» **Provided records**:
+++

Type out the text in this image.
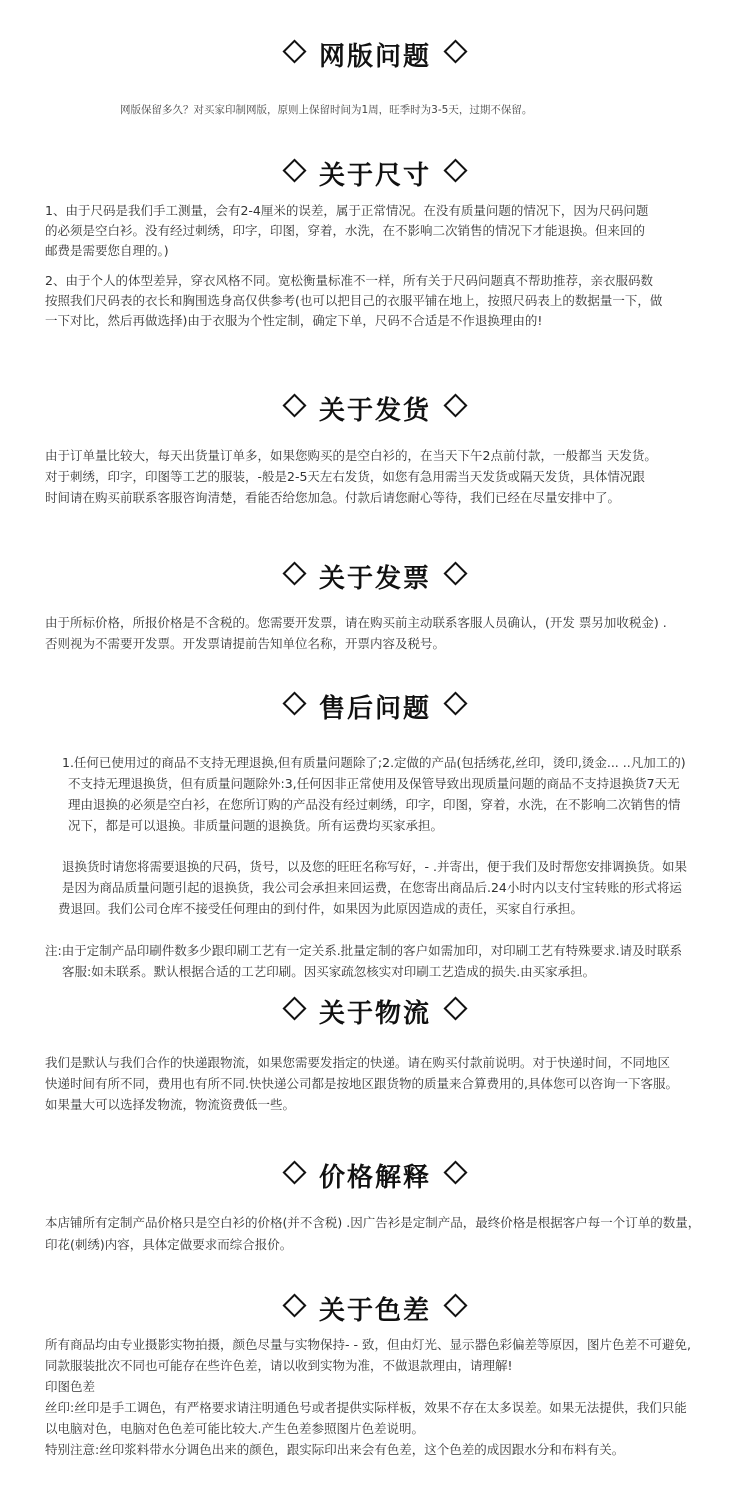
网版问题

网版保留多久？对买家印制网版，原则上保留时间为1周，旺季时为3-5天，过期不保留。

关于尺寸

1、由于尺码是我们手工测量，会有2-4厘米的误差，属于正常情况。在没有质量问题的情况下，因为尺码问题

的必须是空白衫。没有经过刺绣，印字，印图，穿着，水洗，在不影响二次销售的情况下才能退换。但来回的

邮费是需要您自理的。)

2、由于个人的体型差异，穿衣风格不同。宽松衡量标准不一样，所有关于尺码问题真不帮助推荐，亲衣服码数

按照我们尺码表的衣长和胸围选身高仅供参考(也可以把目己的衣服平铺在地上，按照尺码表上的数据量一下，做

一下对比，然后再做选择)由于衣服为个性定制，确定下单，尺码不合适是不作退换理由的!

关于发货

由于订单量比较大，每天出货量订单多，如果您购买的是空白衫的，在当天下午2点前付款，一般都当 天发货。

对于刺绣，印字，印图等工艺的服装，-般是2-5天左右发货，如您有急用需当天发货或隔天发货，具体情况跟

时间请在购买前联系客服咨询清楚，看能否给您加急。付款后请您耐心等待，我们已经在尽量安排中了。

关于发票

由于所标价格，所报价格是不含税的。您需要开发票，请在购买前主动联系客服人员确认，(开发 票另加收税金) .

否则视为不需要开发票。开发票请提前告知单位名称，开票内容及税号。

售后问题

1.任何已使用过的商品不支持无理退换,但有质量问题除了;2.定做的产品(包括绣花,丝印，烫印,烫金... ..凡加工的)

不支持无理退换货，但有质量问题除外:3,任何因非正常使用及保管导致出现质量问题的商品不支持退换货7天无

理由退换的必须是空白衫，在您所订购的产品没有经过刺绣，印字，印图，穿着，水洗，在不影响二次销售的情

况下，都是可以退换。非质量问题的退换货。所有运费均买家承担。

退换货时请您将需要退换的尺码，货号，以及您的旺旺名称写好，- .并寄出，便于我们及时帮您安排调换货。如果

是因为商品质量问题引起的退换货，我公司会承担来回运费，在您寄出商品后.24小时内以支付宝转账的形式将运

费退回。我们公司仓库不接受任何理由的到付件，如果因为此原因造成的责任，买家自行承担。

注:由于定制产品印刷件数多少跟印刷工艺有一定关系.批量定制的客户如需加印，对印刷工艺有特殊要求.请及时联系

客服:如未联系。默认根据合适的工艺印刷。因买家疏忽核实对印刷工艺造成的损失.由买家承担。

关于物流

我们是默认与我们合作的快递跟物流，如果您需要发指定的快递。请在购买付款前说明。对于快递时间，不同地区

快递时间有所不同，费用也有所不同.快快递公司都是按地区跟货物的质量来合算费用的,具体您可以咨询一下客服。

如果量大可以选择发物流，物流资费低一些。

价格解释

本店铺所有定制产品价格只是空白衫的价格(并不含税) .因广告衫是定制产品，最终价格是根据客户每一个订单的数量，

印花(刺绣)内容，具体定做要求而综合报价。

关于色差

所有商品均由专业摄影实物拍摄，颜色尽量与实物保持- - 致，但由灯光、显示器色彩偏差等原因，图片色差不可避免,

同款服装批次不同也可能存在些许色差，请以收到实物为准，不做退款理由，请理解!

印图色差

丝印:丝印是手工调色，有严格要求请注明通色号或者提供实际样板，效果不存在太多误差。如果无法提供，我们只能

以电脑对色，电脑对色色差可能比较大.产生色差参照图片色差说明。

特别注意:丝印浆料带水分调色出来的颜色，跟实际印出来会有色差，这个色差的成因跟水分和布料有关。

+++

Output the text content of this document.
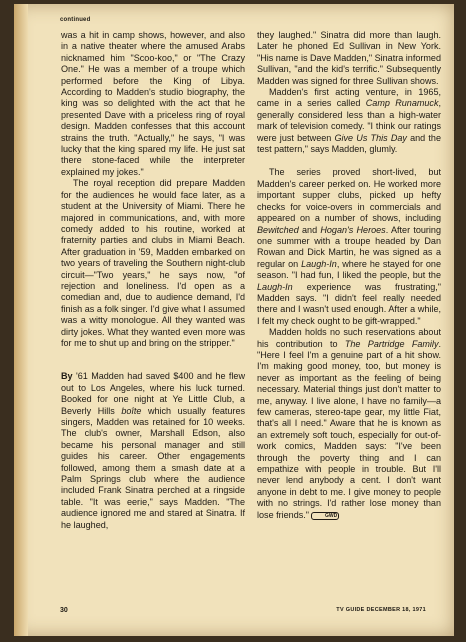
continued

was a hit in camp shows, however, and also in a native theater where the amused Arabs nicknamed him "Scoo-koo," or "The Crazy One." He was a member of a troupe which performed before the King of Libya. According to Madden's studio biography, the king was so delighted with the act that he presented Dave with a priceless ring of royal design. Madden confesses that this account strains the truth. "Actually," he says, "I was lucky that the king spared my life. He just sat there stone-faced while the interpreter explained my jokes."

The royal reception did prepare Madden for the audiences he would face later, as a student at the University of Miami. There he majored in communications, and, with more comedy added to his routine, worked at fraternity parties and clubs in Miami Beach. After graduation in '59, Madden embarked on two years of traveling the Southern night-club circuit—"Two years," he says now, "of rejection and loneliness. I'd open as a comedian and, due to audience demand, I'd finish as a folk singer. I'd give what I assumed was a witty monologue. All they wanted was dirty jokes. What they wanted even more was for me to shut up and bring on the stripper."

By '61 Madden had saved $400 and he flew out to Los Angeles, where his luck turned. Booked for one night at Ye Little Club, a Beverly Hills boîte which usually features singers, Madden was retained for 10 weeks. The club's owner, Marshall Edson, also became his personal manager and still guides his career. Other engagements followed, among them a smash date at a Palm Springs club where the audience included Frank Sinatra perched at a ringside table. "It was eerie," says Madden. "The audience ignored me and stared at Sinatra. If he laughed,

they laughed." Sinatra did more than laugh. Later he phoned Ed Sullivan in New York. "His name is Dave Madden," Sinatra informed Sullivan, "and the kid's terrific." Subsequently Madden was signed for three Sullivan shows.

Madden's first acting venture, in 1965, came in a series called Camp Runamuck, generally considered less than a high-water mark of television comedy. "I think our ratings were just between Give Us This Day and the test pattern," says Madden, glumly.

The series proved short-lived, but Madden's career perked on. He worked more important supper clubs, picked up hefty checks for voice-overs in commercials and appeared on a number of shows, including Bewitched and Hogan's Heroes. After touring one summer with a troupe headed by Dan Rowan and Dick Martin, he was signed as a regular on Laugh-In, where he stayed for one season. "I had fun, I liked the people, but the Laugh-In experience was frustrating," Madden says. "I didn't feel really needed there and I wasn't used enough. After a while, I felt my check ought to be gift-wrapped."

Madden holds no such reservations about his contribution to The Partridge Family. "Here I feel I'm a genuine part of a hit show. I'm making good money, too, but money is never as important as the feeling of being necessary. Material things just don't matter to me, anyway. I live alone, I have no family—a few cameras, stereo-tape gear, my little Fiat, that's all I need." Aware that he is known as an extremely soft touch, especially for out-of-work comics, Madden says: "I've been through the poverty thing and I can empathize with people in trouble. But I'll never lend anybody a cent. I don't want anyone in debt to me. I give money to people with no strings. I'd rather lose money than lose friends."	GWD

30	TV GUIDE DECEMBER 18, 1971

+++

» **What is expected**: Read through the entries and copy each line in which "text" appears.

» **Solution to this exercise**:
Type out the text in this image.
Output the text content of this document.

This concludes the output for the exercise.